[AIM 1]:
In the text on spatial data organization, which software products are attributed to Meridian GIS or Fractal Technologies? List them all.

[QUOTED TEXT]:
====

One that runs inside of MapInfo is called Compass, by Meridian GIS of Perth. There are others that run outside of MapInfo and have more universal application, including files other than MapInfo files and 3D-GIS packages (two examples are Fractal Technologies' Spatial Data Server and Meridian GIS''s Compass Enterprise, they are both also out of Perth.) Some of these run under an IE-like interface and are quite appealing. All of the ones I have worked with to greater and lesser extents have their shortcomings but certainly warrant testing out. If anyone knows of others I'd be extremely interested. If you want some additional information on any of these let me know.

I think this type of tool is of great importance and in some respects could allow one to circumvent many of the problems of spatial data organization, sharing data across a small group or large enterprise as well as data compliance and related issues.

That said, for our use in Earth Sciences (specifically mining and exploration) the directory structure that works best is one that matches the end-users' needs and framework. For us the highest level is Geographic and from there drills down to repeated categories of topical information on a project by project basis and gaining more detail as one drills down through the structure (e.g., North America/Mexico/Projects/GoldDepositA/Geochemistry or /Geophysics or/Topographyor /Geology or /Imagery/ASTER etc...) Data sets that superseded individual areas are stored higher in the geographic classification (e.g. North America/Mexico/Geology or /Topography data sets apply to the country level) and so on...

====

[LISTED RECORDS]:

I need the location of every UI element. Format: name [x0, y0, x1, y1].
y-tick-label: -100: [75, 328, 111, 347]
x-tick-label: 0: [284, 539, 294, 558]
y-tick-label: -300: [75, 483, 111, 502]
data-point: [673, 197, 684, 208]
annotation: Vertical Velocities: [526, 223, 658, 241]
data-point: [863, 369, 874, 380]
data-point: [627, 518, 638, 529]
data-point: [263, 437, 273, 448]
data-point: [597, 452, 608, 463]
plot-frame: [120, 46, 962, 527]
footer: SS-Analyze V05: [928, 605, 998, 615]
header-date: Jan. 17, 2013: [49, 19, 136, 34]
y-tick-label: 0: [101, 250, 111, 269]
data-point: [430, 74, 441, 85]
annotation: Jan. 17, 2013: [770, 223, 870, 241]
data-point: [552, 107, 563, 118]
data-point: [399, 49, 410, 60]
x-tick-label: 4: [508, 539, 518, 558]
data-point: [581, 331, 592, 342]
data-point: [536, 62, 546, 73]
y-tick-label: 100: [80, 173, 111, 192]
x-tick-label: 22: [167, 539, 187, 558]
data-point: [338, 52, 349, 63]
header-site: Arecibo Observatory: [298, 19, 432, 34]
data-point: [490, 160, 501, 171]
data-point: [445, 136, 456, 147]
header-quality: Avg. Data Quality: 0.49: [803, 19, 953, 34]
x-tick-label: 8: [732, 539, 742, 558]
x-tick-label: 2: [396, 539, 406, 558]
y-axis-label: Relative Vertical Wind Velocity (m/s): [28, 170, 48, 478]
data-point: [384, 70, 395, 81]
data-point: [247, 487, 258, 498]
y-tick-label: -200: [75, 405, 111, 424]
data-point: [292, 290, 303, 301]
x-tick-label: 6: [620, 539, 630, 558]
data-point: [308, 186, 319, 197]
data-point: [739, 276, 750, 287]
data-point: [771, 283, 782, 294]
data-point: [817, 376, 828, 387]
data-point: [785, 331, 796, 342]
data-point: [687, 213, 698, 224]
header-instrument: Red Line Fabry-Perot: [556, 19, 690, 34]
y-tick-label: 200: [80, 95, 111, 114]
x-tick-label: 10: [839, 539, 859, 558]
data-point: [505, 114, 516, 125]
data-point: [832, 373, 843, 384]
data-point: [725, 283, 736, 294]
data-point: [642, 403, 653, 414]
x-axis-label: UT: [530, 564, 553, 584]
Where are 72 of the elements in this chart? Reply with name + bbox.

====

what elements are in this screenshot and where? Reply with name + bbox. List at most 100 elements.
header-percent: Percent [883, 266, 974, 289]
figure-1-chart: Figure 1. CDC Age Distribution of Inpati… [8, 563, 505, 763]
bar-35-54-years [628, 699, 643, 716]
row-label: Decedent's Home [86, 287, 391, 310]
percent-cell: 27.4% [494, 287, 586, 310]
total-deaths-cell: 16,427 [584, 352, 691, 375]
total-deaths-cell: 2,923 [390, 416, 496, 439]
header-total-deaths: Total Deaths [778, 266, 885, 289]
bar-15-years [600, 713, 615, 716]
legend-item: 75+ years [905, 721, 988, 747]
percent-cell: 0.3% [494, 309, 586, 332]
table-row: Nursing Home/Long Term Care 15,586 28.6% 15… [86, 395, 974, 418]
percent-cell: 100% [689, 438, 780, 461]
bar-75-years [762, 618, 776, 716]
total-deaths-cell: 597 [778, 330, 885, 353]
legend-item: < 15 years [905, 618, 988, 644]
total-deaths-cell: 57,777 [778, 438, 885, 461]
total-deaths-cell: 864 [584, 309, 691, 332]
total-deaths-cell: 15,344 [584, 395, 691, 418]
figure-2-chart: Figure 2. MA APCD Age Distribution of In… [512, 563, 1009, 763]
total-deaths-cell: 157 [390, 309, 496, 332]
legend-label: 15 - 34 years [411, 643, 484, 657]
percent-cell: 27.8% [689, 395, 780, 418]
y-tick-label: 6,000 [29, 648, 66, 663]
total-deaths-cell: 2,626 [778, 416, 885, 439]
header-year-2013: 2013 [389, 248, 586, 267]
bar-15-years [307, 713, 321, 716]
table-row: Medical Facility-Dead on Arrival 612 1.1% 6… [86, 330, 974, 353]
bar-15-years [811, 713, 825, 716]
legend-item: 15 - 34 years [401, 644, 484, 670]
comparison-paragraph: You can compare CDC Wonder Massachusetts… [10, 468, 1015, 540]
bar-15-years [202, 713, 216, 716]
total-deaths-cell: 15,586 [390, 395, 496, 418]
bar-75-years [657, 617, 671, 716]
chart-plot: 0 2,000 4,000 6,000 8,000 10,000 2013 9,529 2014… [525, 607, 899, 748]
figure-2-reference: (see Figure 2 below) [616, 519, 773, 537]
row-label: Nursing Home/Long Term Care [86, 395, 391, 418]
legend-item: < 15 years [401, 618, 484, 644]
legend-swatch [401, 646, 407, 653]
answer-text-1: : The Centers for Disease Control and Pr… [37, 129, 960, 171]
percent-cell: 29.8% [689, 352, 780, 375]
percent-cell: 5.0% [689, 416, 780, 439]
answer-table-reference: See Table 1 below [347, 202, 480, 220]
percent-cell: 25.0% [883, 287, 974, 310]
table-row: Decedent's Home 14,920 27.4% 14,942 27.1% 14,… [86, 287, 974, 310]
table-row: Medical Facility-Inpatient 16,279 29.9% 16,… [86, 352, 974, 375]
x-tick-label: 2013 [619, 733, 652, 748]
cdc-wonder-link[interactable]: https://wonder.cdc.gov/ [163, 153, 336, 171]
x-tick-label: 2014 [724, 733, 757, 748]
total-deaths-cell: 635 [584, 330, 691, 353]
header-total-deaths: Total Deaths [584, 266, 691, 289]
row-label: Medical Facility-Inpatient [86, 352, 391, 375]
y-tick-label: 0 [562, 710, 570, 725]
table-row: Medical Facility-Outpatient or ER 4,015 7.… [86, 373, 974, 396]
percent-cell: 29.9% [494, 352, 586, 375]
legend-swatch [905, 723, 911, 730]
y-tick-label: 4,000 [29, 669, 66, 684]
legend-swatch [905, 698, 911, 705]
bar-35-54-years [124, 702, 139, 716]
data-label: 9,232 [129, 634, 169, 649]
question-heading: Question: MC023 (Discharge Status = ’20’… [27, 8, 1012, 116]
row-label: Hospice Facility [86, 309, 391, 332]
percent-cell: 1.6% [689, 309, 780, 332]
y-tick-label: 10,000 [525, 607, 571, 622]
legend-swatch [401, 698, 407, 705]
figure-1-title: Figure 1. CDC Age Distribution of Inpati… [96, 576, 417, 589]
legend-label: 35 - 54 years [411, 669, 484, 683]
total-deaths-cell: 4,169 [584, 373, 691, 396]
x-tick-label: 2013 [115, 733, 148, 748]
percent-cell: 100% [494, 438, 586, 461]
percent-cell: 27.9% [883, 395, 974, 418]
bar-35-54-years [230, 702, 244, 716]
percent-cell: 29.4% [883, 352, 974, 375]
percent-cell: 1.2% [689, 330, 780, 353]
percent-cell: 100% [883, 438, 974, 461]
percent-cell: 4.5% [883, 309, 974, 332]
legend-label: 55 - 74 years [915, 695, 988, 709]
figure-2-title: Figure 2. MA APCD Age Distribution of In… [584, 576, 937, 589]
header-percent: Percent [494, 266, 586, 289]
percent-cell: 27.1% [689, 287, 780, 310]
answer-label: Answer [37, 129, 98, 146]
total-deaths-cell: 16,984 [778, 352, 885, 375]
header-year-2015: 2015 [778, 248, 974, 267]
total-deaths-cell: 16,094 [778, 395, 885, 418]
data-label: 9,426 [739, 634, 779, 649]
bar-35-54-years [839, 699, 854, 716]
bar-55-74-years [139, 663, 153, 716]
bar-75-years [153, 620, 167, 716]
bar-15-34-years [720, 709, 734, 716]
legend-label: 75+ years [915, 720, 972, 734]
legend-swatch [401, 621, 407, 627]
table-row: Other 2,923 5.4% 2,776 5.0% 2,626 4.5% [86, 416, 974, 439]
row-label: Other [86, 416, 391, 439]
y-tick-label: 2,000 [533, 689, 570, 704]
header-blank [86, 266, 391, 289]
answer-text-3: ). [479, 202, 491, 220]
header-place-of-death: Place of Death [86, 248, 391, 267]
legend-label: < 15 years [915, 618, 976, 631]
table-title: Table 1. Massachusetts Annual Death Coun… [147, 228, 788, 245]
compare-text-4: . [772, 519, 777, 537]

====

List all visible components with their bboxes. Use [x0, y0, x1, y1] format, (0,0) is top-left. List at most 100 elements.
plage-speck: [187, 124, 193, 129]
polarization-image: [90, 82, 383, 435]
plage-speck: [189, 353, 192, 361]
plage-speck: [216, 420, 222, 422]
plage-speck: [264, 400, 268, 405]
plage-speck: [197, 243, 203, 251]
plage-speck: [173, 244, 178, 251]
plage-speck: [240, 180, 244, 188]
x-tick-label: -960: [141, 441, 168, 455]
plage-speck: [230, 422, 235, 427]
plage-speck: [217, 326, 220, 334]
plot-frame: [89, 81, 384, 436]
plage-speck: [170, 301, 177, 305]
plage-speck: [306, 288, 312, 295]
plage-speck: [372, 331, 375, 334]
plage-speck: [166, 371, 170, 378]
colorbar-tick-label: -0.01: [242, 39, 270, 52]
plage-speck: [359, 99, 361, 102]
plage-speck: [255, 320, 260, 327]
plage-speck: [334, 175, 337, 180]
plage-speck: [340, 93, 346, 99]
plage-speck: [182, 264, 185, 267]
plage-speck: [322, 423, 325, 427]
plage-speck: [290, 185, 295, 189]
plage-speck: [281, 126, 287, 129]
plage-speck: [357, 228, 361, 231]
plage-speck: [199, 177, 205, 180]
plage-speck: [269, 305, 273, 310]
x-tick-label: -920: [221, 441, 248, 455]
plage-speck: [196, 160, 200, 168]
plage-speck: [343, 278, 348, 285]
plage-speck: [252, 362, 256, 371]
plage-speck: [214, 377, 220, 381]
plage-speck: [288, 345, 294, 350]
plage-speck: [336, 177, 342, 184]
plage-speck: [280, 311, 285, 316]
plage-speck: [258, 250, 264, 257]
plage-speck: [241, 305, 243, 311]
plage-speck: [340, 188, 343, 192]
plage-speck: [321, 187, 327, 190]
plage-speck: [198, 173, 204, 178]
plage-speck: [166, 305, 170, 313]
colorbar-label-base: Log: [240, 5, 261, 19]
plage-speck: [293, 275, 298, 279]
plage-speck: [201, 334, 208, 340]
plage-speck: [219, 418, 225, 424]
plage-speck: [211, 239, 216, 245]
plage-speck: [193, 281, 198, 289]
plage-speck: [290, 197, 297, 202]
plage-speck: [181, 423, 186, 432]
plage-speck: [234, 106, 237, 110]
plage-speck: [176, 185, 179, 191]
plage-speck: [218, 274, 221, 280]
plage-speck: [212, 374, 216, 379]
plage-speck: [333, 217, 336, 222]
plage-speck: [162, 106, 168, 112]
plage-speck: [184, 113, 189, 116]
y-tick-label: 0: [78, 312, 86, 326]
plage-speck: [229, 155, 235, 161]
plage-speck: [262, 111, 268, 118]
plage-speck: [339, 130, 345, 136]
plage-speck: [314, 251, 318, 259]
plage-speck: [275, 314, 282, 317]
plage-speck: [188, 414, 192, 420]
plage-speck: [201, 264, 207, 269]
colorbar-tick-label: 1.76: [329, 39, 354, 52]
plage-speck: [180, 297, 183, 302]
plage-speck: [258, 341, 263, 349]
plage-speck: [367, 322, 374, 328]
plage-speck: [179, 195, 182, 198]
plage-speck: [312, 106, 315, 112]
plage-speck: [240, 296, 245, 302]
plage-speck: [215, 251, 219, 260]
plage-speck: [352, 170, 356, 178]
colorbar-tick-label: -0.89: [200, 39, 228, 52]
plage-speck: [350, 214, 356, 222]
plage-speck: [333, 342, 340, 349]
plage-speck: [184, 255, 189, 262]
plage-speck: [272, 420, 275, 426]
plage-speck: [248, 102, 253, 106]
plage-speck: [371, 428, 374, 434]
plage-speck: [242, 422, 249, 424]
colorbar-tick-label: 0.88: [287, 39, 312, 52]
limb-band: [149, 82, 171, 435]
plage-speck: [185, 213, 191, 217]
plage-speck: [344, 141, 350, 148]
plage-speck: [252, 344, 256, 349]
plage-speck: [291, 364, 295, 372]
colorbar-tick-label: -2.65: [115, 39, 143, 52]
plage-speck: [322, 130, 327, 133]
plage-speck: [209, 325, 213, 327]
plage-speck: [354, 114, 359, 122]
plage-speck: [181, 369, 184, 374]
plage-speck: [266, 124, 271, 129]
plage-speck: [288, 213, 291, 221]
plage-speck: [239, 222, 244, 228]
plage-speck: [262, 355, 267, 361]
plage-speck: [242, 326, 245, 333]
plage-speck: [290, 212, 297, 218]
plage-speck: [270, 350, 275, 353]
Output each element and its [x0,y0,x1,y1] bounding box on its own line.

====

[AIM 2]:
Write out the lines of the listing that begin at the line containing "I need the location" and stop after the line containing "Where are 72".

[TASK SOLUTION 1]:
- Compass (Meridian GIS)
- Compass Enterprise (Meridian GIS)
- Spatial Data Server (Fractal Technologies)

[TASK SOLUTION 2]:
I need the location of every UI element. Format: name [x0, y0, x1, y1].
y-tick-label: -100: [75, 328, 111, 347]
x-tick-label: 0: [284, 539, 294, 558]
y-tick-label: -300: [75, 483, 111, 502]
data-point: [673, 197, 684, 208]
annotation: Vertical Velocities: [526, 223, 658, 241]
data-point: [863, 369, 874, 380]
data-point: [627, 518, 638, 529]
data-point: [263, 437, 273, 448]
data-point: [597, 452, 608, 463]
plot-frame: [120, 46, 962, 527]
footer: SS-Analyze V05: [928, 605, 998, 615]
header-date: Jan. 17, 2013: [49, 19, 136, 34]
y-tick-label: 0: [101, 250, 111, 269]
data-point: [430, 74, 441, 85]
annotation: Jan. 17, 2013: [770, 223, 870, 241]
data-point: [552, 107, 563, 118]
data-point: [399, 49, 410, 60]
x-tick-label: 4: [508, 539, 518, 558]
data-point: [581, 331, 592, 342]
data-point: [536, 62, 546, 73]
y-tick-label: 100: [80, 173, 111, 192]
x-tick-label: 22: [167, 539, 187, 558]
data-point: [338, 52, 349, 63]
header-site: Arecibo Observatory: [298, 19, 432, 34]
data-point: [490, 160, 501, 171]
data-point: [445, 136, 456, 147]
header-quality: Avg. Data Quality: 0.49: [803, 19, 953, 34]
x-tick-label: 8: [732, 539, 742, 558]
x-tick-label: 2: [396, 539, 406, 558]
y-axis-label: Relative Vertical Wind Velocity (m/s): [28, 170, 48, 478]
data-point: [384, 70, 395, 81]
data-point: [247, 487, 258, 498]
y-tick-label: -200: [75, 405, 111, 424]
data-point: [292, 290, 303, 301]
x-tick-label: 6: [620, 539, 630, 558]
data-point: [308, 186, 319, 197]
data-point: [739, 276, 750, 287]
data-point: [771, 283, 782, 294]
data-point: [817, 376, 828, 387]
data-point: [785, 331, 796, 342]
data-point: [687, 213, 698, 224]
header-instrument: Red Line Fabry-Perot: [556, 19, 690, 34]
y-tick-label: 200: [80, 95, 111, 114]
x-tick-label: 10: [839, 539, 859, 558]
data-point: [505, 114, 516, 125]
data-point: [832, 373, 843, 384]
data-point: [725, 283, 736, 294]
data-point: [642, 403, 653, 414]
x-axis-label: UT: [530, 564, 553, 584]
Where are 72 of the elements in this chart? Reply with name + bbox.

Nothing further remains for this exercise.